- EXERCISE OBJECTIVE -
Below are entries. Pull out all lines containing "color".
◆ ◆ ◆ ◆ ◆
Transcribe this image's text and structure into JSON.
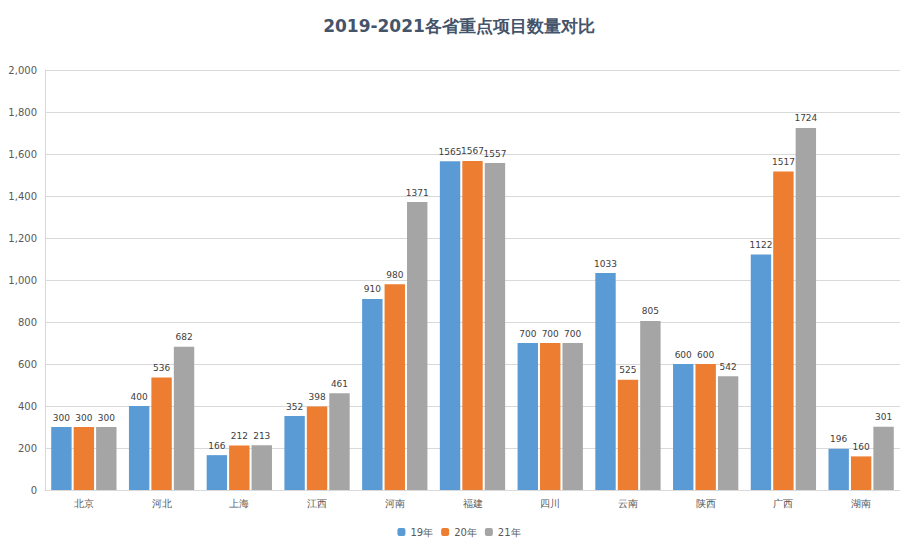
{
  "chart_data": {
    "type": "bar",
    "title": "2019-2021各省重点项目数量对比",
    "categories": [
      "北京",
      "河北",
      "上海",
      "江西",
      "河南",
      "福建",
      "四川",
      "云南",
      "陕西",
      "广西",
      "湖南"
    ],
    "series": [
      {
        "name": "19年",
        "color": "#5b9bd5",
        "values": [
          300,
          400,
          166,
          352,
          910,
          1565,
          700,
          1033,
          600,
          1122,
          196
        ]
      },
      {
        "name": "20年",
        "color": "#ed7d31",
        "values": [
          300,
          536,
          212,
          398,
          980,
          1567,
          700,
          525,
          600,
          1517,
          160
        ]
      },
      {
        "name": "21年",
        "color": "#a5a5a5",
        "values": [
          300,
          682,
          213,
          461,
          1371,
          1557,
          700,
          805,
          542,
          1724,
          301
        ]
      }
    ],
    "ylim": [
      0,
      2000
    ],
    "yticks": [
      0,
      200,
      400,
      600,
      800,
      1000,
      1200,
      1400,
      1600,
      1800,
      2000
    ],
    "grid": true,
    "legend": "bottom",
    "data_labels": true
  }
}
◆ ◆ ◆ ◆ ◆
- WORKED SOLUTION -
        "color": "#5b9bd5",
        "color": "#ed7d31",
        "color": "#a5a5a5",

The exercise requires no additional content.